What the exercise asks: Check each line below for the word "Heifers", and copy those that have it.

### The input

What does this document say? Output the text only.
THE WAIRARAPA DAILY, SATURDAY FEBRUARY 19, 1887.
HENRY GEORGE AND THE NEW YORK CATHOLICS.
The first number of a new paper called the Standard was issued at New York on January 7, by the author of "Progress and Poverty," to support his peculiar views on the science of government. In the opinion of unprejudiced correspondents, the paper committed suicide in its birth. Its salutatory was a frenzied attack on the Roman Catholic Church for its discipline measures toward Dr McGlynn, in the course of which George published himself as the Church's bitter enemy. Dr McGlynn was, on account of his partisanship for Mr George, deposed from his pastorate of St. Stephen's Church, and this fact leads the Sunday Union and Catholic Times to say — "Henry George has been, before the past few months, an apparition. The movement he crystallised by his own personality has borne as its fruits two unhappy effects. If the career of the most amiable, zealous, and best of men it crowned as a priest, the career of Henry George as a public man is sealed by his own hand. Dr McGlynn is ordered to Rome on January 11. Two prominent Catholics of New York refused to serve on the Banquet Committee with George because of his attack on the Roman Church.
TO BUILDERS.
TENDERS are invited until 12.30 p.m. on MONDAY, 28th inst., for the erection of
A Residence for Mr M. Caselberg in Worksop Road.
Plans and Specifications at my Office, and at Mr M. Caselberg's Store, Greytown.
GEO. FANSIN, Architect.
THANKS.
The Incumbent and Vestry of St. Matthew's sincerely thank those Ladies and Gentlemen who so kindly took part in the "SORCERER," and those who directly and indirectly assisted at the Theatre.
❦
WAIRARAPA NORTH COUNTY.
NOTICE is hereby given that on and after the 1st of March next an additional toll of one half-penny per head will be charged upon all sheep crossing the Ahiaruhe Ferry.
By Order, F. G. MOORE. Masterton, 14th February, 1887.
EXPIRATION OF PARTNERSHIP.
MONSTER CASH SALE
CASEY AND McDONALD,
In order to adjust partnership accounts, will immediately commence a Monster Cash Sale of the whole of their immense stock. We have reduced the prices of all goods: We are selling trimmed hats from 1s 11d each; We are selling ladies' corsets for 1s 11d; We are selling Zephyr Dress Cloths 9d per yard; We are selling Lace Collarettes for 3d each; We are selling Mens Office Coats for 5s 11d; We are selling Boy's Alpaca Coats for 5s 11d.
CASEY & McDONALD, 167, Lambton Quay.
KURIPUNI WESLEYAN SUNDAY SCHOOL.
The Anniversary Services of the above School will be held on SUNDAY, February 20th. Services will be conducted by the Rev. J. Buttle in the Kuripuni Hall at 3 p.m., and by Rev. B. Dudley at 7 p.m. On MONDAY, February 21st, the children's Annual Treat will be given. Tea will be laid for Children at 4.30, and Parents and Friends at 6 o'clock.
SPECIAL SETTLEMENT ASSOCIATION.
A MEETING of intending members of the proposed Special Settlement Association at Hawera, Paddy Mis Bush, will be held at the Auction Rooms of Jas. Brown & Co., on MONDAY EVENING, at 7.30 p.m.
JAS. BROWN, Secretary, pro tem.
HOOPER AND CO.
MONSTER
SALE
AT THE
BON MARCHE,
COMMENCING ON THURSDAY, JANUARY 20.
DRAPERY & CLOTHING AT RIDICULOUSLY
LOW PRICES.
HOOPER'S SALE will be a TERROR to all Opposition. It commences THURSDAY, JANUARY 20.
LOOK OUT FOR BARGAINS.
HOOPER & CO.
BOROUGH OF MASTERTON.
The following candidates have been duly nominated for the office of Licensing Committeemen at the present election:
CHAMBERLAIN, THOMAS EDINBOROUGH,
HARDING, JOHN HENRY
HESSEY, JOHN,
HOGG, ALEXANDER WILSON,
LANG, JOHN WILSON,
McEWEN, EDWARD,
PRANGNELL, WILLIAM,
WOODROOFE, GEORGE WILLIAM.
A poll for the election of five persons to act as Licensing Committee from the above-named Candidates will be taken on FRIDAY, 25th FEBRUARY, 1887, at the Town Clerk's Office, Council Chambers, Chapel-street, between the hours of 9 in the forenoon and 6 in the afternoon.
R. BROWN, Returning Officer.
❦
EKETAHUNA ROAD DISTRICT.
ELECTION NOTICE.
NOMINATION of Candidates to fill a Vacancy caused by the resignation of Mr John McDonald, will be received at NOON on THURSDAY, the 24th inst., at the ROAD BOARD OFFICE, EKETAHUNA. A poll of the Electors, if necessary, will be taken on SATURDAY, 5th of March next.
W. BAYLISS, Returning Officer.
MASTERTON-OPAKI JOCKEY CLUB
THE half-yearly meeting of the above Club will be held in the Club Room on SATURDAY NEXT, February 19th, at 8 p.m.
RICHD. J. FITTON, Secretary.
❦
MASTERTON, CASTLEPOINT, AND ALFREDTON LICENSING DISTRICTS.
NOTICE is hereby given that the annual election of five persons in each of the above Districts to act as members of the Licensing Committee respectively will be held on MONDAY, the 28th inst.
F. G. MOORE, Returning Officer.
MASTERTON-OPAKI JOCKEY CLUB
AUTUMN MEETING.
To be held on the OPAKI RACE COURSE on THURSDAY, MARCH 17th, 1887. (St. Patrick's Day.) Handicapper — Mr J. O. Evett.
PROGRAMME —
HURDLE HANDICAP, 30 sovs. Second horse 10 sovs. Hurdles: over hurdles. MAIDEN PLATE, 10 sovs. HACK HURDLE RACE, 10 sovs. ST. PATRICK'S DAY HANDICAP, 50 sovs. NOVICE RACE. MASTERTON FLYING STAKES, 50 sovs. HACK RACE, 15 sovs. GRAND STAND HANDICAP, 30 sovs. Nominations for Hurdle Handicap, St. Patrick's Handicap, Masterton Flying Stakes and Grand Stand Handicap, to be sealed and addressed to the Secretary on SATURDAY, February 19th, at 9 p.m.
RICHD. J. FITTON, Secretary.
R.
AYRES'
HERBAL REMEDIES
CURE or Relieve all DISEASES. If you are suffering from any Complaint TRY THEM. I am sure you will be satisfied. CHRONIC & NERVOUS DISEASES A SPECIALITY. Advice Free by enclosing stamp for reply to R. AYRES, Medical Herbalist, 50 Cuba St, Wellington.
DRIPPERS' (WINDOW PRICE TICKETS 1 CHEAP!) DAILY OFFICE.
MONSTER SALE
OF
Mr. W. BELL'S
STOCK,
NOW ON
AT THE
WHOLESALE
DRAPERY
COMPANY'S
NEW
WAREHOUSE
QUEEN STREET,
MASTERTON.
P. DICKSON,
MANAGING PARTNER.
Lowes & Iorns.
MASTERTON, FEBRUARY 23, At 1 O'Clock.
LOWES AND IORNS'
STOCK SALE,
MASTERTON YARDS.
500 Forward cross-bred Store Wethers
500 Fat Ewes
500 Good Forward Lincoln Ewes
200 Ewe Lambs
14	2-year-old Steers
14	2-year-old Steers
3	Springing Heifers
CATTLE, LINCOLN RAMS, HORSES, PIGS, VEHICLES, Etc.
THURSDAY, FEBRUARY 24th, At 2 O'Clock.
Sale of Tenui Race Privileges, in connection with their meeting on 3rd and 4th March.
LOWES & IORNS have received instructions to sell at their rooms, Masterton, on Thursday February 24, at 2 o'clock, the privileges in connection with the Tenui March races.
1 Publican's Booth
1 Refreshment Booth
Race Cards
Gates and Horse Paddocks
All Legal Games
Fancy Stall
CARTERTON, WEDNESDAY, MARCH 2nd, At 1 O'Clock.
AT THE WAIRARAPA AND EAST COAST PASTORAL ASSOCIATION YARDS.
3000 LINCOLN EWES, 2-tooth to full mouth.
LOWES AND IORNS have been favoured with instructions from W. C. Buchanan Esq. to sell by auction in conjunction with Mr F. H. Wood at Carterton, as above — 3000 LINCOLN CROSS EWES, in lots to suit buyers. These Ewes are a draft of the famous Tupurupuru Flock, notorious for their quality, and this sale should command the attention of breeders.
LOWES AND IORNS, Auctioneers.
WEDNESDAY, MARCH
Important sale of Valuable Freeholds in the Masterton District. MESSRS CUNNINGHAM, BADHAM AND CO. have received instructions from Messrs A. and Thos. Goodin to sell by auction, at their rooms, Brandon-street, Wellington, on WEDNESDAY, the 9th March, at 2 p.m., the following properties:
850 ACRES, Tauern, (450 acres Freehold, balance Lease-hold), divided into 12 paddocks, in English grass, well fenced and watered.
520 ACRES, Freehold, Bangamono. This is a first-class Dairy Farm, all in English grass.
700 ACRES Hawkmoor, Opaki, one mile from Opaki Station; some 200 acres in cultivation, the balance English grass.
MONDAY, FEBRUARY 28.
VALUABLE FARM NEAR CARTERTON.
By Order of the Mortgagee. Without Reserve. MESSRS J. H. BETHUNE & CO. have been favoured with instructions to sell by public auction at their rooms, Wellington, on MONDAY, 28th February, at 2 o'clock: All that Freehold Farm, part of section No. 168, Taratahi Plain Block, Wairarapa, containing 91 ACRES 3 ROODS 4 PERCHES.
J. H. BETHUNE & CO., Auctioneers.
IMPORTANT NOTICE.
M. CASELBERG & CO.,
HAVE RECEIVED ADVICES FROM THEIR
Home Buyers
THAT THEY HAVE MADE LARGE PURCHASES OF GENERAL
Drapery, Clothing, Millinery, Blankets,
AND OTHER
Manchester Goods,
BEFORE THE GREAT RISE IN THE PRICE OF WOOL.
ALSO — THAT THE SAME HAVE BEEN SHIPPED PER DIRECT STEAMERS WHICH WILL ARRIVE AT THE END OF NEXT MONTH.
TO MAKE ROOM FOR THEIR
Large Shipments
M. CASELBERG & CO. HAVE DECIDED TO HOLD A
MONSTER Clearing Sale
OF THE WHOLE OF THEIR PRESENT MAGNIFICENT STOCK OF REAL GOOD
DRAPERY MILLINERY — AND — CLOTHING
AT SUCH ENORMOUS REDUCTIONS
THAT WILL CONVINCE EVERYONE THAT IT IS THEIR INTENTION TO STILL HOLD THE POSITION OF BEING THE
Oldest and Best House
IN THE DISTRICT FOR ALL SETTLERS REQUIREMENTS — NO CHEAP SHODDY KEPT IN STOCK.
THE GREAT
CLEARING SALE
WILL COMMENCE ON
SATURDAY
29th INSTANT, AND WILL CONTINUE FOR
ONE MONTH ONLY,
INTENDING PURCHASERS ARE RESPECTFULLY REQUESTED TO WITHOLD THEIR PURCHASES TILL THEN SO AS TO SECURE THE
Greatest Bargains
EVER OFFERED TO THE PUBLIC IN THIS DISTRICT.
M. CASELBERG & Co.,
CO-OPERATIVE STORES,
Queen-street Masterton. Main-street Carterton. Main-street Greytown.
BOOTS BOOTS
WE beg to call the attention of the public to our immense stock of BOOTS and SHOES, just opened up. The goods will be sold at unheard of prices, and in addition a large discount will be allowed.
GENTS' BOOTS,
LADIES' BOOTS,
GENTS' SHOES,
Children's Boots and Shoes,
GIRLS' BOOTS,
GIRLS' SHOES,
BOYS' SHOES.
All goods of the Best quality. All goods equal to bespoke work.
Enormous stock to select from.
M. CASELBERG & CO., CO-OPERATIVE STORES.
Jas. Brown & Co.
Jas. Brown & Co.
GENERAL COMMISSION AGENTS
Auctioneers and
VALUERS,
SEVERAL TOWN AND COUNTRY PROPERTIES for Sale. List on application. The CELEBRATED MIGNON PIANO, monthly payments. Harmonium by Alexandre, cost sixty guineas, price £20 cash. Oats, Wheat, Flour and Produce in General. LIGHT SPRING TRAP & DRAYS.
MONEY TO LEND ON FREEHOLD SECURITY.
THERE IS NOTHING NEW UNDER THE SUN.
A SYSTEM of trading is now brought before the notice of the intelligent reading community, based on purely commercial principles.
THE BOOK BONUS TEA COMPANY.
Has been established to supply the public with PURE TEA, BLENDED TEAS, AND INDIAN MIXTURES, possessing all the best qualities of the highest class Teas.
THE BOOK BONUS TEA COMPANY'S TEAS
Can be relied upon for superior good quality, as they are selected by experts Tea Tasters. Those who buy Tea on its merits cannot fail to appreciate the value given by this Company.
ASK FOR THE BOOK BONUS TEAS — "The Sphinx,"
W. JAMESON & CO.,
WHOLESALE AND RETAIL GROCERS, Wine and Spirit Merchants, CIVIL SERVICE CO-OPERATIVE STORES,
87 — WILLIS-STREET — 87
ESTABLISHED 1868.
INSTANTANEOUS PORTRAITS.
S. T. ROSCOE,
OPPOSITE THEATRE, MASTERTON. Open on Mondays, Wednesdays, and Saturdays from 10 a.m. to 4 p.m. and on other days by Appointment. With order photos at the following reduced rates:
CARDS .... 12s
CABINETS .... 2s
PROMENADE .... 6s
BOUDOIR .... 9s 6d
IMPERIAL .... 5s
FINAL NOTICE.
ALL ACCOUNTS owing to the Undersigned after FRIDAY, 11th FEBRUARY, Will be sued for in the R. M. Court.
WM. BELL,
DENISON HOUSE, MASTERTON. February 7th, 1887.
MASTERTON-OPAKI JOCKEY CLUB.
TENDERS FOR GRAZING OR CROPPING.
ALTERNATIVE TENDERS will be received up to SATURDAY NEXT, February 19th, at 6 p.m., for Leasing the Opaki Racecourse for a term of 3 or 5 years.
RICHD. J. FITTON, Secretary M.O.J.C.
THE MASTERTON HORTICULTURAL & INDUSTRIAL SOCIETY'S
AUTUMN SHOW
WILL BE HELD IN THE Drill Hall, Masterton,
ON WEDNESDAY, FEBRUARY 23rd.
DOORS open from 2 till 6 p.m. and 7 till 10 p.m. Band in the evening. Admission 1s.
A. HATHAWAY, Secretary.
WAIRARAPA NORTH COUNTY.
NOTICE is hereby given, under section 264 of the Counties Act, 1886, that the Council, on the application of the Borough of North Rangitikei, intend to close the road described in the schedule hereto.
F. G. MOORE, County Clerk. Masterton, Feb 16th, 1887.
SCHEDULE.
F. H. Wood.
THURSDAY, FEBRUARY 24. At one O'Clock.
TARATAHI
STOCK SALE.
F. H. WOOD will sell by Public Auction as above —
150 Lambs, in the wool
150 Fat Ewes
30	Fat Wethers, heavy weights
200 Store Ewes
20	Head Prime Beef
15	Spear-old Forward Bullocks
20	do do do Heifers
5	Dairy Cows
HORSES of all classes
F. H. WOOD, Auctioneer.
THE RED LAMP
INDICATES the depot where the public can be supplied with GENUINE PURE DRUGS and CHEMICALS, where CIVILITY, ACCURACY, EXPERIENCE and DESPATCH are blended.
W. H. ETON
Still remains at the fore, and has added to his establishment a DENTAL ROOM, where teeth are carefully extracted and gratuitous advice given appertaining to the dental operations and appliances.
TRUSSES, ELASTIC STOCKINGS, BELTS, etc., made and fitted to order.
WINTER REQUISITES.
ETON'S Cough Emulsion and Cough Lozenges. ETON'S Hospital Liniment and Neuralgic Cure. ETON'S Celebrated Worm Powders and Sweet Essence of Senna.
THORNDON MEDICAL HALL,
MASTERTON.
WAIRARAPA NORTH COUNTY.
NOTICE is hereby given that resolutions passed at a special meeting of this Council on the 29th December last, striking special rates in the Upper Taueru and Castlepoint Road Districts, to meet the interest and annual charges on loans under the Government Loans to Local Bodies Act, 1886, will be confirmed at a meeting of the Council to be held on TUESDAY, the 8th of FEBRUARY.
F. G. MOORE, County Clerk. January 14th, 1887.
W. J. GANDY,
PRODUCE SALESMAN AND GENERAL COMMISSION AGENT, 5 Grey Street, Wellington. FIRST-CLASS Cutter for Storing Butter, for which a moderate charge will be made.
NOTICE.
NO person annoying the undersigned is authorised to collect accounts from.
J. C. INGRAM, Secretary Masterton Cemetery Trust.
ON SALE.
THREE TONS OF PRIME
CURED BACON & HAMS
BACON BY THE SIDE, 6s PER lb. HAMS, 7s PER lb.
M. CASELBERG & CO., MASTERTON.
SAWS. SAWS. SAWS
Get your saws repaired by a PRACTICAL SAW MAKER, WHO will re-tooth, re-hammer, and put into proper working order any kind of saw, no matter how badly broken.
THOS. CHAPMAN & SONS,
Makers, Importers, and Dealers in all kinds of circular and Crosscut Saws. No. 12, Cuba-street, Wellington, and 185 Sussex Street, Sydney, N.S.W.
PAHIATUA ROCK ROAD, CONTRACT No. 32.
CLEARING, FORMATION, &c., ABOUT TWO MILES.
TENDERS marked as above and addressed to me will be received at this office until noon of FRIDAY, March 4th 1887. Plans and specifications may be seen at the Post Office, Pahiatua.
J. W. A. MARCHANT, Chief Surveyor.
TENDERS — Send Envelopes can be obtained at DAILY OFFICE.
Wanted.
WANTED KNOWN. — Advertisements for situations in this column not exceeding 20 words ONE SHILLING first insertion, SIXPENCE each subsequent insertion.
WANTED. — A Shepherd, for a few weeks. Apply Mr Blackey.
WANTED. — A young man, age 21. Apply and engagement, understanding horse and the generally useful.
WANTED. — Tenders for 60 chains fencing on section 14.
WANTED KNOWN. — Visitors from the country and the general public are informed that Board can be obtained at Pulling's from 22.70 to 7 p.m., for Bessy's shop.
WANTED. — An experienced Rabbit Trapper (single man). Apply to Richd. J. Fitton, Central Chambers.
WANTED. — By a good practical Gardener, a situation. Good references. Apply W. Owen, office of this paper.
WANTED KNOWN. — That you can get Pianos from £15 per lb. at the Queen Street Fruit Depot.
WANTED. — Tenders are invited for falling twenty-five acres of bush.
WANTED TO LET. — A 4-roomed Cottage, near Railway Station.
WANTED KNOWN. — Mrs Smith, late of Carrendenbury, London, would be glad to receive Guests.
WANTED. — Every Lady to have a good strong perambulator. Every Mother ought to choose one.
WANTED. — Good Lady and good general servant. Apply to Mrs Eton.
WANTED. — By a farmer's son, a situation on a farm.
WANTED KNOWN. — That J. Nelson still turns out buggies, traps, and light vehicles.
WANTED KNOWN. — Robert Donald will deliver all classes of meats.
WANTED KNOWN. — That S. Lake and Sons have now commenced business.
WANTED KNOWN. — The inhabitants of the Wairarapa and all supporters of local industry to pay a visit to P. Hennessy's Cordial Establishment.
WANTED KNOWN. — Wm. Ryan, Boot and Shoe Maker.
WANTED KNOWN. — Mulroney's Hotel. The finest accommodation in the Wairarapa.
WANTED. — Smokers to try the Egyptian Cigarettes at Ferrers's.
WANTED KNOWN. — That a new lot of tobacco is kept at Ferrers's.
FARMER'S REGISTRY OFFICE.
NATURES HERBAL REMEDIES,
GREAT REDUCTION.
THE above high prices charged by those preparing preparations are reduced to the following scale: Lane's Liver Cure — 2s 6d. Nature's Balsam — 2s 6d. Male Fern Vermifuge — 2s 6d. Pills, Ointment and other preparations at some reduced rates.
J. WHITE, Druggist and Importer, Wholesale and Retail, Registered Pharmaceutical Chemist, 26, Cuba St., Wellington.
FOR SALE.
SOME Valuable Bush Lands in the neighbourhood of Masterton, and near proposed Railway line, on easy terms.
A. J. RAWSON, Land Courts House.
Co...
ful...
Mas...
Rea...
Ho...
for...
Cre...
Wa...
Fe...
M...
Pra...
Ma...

######

The solution:
3	Springing Heifers
20	do do do Heifers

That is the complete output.